Gather every line below where "принципъ" appears.

^^^^^^^^^^^^^^^^

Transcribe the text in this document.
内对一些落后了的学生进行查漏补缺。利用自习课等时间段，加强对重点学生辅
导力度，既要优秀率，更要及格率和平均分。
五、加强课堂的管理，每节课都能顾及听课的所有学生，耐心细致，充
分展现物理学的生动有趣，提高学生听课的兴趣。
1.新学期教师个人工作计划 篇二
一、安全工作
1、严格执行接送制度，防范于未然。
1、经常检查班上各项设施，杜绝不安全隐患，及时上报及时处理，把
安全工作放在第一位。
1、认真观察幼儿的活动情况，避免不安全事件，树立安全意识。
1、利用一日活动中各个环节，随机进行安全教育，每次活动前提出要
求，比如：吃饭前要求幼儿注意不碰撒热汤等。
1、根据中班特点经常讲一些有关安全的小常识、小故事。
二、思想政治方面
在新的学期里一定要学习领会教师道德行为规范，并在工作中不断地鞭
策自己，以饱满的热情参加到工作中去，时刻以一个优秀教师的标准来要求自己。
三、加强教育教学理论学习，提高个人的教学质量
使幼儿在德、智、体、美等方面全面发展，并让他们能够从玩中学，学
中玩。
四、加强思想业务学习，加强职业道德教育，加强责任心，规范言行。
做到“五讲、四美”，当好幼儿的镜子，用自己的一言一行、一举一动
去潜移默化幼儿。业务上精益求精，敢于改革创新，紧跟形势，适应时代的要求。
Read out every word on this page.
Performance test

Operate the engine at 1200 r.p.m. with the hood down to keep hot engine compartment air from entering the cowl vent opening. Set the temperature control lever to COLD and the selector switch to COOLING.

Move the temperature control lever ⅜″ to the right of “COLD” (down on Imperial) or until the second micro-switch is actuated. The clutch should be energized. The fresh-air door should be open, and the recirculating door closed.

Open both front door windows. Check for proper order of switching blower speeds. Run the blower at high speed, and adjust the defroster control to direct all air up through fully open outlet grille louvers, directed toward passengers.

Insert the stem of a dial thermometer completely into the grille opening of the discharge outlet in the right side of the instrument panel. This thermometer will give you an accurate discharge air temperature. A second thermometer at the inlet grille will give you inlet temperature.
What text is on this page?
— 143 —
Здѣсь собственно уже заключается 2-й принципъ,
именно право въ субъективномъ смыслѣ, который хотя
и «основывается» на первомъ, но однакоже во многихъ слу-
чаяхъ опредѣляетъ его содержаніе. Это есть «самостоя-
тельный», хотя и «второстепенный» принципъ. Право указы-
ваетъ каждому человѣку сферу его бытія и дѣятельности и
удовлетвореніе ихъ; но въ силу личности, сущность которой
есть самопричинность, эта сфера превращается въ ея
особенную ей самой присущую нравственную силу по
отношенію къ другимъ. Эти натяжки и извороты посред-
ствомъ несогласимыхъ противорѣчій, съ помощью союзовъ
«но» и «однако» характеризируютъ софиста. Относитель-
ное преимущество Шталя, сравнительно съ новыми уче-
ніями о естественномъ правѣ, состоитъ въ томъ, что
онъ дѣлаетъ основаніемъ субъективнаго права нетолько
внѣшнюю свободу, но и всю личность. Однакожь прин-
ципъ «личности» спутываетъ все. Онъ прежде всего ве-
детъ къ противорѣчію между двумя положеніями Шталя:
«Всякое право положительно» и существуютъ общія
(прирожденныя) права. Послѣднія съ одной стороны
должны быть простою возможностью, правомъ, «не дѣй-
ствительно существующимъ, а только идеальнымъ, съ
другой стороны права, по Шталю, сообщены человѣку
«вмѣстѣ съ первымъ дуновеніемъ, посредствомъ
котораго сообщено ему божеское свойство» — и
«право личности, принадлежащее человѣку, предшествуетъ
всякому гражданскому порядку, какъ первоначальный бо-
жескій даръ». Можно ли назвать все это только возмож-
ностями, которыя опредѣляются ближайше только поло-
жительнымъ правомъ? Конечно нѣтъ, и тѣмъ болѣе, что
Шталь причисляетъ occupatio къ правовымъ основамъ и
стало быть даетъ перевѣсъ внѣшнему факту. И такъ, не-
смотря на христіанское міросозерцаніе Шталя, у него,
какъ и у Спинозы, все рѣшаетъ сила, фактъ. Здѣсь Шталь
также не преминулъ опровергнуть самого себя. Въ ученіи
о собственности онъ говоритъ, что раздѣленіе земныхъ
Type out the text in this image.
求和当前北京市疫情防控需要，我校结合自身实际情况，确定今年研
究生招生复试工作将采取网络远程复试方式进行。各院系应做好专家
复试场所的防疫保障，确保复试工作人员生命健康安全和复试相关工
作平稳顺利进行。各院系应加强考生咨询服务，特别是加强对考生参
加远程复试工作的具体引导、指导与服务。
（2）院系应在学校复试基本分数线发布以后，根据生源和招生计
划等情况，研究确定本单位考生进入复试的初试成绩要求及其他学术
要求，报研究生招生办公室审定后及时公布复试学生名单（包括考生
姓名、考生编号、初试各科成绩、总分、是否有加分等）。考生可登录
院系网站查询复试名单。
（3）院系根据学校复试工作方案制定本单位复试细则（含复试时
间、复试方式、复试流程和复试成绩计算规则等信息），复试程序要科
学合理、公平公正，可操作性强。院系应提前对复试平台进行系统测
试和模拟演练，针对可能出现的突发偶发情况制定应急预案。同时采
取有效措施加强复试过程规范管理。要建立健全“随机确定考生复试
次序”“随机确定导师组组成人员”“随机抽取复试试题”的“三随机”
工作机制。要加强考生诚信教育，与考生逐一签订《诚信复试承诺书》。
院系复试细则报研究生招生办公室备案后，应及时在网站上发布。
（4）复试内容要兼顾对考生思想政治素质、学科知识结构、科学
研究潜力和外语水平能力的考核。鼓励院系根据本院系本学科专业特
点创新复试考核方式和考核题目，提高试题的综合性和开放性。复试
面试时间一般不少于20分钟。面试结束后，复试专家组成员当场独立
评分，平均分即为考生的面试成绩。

^^^^^^^^^^^^^^^^

## ANSWER TO THE PROBLEM
Здѣсь собственно уже заключается 2-й принципъ,
тельный», хотя и «второстепенный» принципъ. Право указы-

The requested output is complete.